Scan the records below. List lines holding "name".

--- begin INPUT ---

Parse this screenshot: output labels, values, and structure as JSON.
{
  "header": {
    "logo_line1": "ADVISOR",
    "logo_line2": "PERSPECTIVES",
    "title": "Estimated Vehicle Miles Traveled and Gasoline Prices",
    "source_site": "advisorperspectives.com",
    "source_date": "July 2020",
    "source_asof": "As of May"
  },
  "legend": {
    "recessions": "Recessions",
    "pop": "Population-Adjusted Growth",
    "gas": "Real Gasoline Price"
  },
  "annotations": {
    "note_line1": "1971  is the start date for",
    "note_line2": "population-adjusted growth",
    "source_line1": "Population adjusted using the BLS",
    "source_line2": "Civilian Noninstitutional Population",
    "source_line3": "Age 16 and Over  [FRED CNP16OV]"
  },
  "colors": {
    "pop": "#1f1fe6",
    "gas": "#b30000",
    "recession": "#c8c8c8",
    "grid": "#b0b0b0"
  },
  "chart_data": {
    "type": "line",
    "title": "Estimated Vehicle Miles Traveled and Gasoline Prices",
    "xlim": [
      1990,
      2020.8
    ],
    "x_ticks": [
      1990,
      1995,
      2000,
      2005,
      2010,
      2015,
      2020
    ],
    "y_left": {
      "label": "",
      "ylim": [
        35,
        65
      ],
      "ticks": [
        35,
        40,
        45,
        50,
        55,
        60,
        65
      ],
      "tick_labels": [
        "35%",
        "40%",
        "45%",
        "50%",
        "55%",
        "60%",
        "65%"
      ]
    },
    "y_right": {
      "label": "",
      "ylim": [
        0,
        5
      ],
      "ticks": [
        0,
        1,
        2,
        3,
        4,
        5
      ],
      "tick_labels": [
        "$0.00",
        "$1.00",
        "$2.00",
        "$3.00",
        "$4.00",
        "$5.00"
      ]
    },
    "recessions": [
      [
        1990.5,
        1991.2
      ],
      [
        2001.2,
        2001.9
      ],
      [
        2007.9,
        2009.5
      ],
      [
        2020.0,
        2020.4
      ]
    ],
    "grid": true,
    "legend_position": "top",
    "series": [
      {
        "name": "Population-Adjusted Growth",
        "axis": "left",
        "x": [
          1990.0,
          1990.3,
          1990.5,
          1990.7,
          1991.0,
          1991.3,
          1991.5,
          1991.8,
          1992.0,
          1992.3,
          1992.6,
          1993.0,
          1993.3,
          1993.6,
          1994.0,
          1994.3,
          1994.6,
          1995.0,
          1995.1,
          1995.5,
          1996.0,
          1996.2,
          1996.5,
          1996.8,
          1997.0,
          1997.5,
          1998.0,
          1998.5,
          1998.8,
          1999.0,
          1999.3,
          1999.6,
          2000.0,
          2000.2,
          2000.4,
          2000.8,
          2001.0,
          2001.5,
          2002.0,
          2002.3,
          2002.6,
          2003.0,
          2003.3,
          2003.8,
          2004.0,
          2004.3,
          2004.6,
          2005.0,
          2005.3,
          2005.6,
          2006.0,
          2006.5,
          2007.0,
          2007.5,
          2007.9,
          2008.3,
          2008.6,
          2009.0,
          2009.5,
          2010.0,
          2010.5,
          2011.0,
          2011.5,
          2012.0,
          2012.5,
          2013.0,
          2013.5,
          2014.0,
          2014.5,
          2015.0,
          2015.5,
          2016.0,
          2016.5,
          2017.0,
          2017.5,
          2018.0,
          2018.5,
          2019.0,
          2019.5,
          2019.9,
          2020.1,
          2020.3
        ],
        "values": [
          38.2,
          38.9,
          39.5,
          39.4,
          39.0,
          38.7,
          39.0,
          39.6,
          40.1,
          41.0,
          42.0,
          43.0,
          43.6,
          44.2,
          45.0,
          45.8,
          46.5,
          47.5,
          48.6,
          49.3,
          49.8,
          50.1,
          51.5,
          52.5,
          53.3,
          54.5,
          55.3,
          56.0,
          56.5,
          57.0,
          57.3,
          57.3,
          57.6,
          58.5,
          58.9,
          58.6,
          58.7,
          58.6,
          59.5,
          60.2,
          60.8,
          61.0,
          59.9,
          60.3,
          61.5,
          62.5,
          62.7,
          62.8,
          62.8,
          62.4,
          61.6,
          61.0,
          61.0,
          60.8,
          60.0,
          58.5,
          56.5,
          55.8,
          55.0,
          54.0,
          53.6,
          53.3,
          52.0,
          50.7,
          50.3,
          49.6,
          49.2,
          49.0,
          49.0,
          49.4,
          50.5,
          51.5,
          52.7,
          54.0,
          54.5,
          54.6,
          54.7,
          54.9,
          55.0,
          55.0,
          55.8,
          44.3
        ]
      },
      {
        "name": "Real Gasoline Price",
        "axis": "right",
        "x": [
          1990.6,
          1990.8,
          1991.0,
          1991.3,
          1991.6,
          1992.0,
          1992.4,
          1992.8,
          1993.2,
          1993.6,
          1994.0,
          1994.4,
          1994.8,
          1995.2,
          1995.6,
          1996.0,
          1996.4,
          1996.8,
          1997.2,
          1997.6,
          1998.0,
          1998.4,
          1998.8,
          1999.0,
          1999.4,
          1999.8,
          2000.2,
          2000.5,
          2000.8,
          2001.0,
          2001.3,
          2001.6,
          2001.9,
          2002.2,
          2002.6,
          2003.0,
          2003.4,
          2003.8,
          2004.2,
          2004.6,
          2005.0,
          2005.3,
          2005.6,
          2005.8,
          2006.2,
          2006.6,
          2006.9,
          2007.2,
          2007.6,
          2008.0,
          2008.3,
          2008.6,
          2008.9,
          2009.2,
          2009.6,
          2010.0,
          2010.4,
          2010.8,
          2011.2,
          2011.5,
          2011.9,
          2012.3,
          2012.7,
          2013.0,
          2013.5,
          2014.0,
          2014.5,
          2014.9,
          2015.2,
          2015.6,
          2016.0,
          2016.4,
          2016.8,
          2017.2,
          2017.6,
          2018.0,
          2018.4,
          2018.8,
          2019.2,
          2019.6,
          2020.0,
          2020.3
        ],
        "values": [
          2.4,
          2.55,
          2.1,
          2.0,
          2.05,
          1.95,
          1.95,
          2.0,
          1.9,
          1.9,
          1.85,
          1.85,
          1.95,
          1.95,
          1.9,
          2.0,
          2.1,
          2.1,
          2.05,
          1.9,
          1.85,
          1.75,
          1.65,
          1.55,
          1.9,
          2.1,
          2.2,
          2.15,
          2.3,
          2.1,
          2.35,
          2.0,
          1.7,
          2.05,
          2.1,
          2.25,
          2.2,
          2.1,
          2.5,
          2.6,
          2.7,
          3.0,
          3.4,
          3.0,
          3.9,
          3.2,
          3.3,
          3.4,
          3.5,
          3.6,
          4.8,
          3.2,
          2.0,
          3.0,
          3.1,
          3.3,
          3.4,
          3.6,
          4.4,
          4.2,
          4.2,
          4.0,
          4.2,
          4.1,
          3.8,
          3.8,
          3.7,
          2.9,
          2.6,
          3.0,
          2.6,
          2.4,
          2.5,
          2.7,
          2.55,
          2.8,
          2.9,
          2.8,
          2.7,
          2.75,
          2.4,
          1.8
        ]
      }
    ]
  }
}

--- end INPUT ---

WORKED ANSWER:
        "name": "Population-Adjusted Growth",
        "name": "Real Gasoline Price",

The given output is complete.